*What needs to be done*. Filter the data below for the string "物流成本" and copy each matching line.
Data shown start
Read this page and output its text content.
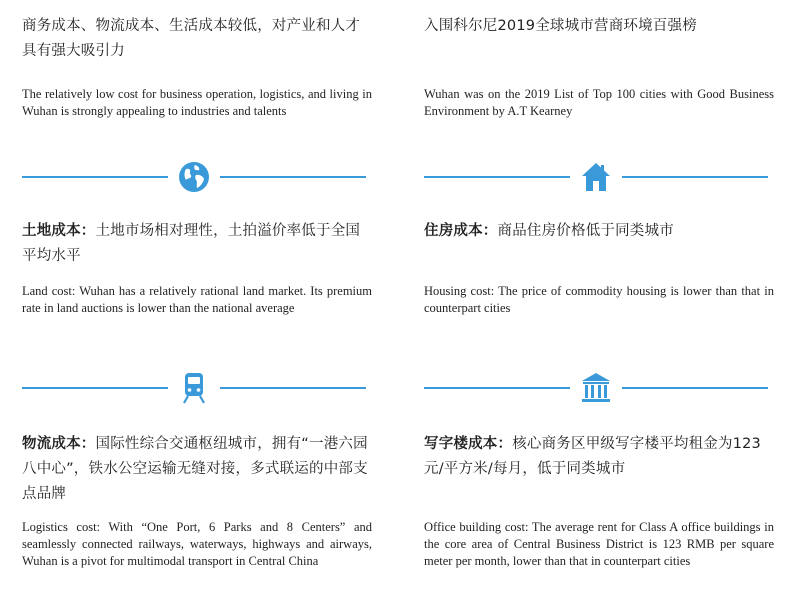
商务成本、物流成本、生活成本较低，对产业和人才具有强大吸引力

The relatively low cost for business operation, logistics, and living in Wuhan is strongly appealing to industries and talents

入围科尔尼2019全球城市营商环境百强榜

Wuhan was on the 2019 List of Top 100 cities with Good Business Environment by A.T Kearney

土地成本：土地市场相对理性，土拍溢价率低于全国平均水平

Land cost: Wuhan has a relatively rational land market. Its premium rate in land auctions is lower than the national average

住房成本：商品住房价格低于同类城市

Housing cost: The price of commodity housing is lower than that in counterpart cities

物流成本：国际性综合交通枢纽城市，拥有“一港六园八中心”，铁水公空运输无缝对接，多式联运的中部支点品牌

Logistics cost: With “One Port, 6 Parks and 8 Centers” and seamlessly connected railways, waterways, highways and airways, Wuhan is a pivot for multimodal transport in Central China

写字楼成本：核心商务区甲级写字楼平均租金为123元/平方米/每月，低于同类城市

Office building cost: The average rent for Class A office buildings in the core area of Central Business District is 123 RMB per square meter per month, lower than that in counterpart cities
Data shown end
*Result of this task*.
商务成本、物流成本、生活成本较低，对产业和人才具有强大吸引力
物流成本：国际性综合交通枢纽城市，拥有“一港六园八中心”，铁水公空运输无缝对接，多式联运的中部支点品牌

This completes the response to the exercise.